_TASK TO COMPLETE_. Determine how many lines carry the word "palabras". Output that number only.

_THE DATA_.
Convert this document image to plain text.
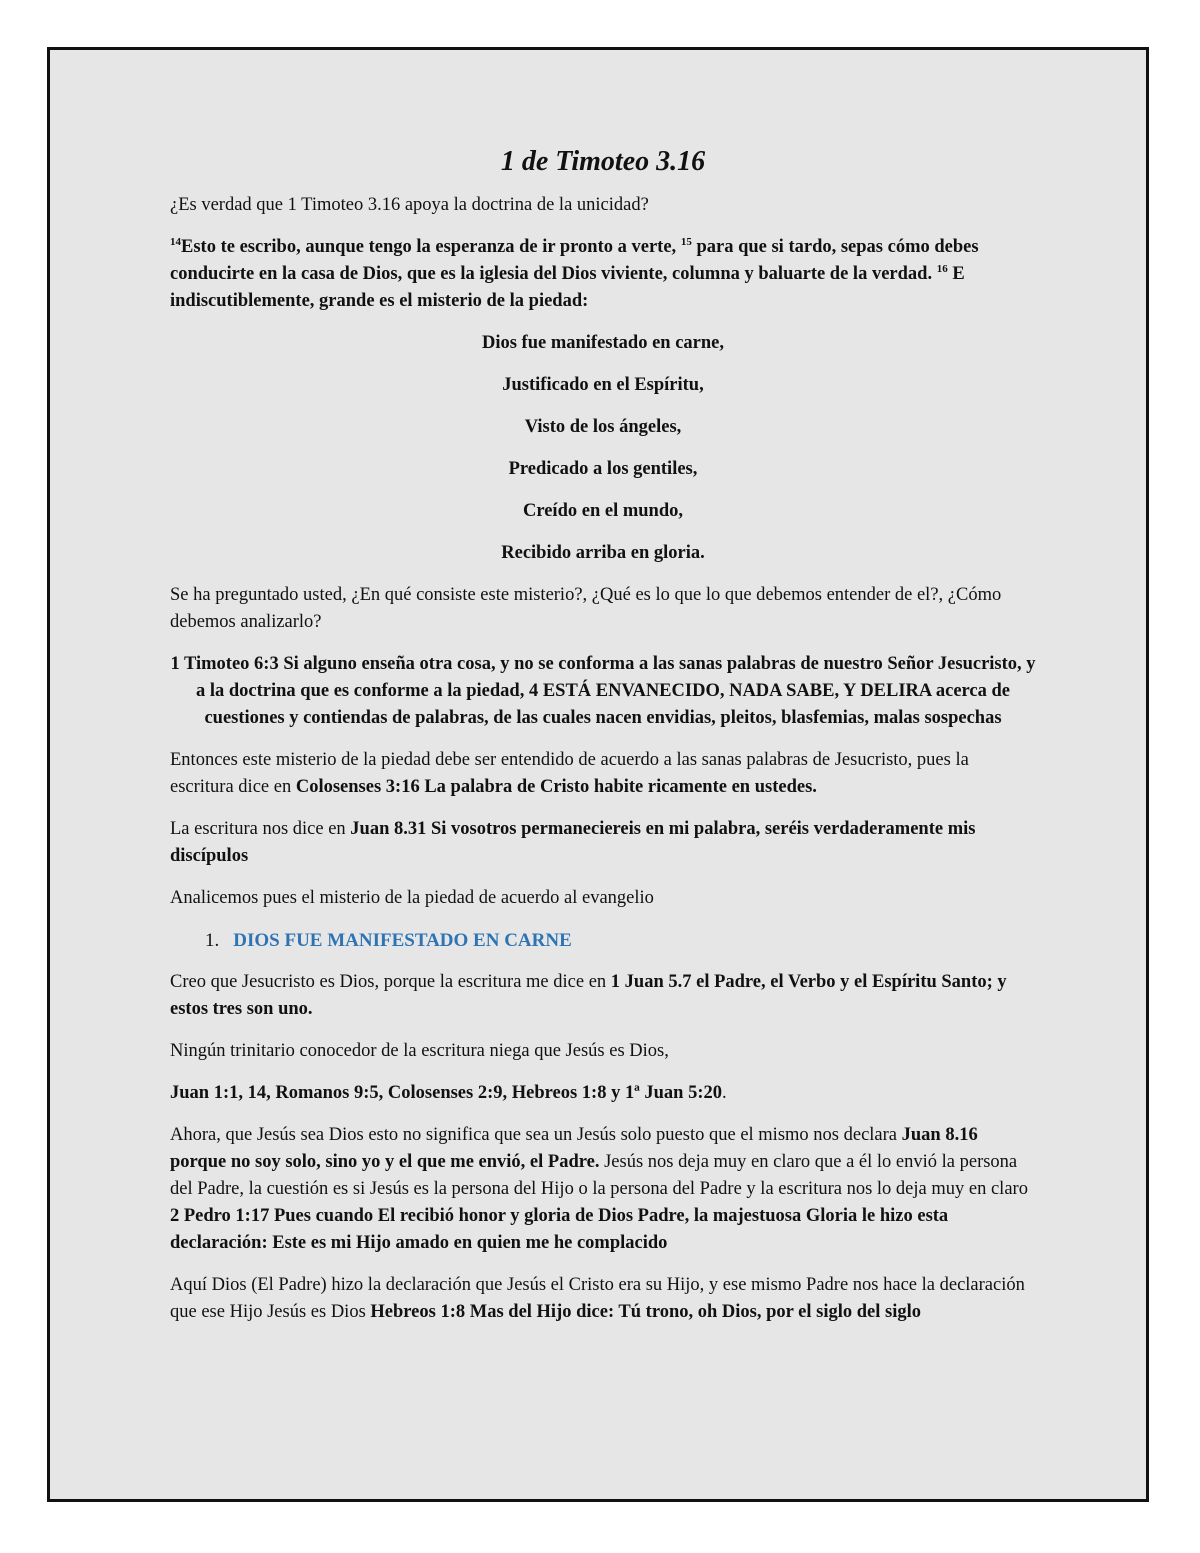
1 de Timoteo 3.16

¿Es verdad que 1 Timoteo 3.16 apoya la doctrina de la unicidad?

$^{14}$Esto te escribo, aunque tengo la esperanza de ir pronto a verte, $^{15}$ para que si tardo, sepas cómo debes conducirte en la casa de Dios, que es la iglesia del Dios viviente, columna y baluarte de la verdad. $^{16}$ E indiscutiblemente, grande es el misterio de la piedad:

Dios fue manifestado en carne,

Justificado en el Espíritu,

Visto de los ángeles,

Predicado a los gentiles,

Creído en el mundo,

Recibido arriba en gloria.

Se ha preguntado usted, ¿En qué consiste este misterio?, ¿Qué es lo que lo que debemos entender de el?, ¿Cómo debemos analizarlo?

1 Timoteo 6:3 Si alguno enseña otra cosa, y no se conforma a las sanas palabras de nuestro Señor Jesucristo, y a la doctrina que es conforme a la piedad, 4 ESTÁ ENVANECIDO, NADA SABE, Y DELIRA acerca de cuestiones y contiendas de palabras, de las cuales nacen envidias, pleitos, blasfemias, malas sospechas

Entonces este misterio de la piedad debe ser entendido de acuerdo a las sanas palabras de Jesucristo, pues la escritura dice en Colosenses 3:16 La palabra de Cristo habite ricamente en ustedes.

La escritura nos dice en Juan 8.31 Si vosotros permaneciereis en mi palabra, seréis verdaderamente mis discípulos

Analicemos pues el misterio de la piedad de acuerdo al evangelio

1. DIOS FUE MANIFESTADO EN CARNE

Creo que Jesucristo es Dios, porque la escritura me dice en 1 Juan 5.7 el Padre, el Verbo y el Espíritu Santo; y estos tres son uno.

Ningún trinitario conocedor de la escritura niega que Jesús es Dios,

Juan 1:1, 14, Romanos 9:5, Colosenses 2:9, Hebreos 1:8 y 1ª Juan 5:20.

Ahora, que Jesús sea Dios esto no significa que sea un Jesús solo puesto que el mismo nos declara Juan 8.16 porque no soy solo, sino yo y el que me envió, el Padre. Jesús nos deja muy en claro que a él lo envió la persona del Padre, la cuestión es si Jesús es la persona del Hijo o la persona del Padre y la escritura nos lo deja muy en claro 2 Pedro 1:17 Pues cuando El recibió honor y gloria de Dios Padre, la majestuosa Gloria le hizo esta declaración: Este es mi Hijo amado en quien me he complacido

Aquí Dios (El Padre) hizo la declaración que Jesús el Cristo era su Hijo, y ese mismo Padre nos hace la declaración que ese Hijo Jesús es Dios Hebreos 1:8 Mas del Hijo dice: Tú trono, oh Dios, por el siglo del siglo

_ANSWER TO THE TASK_. 2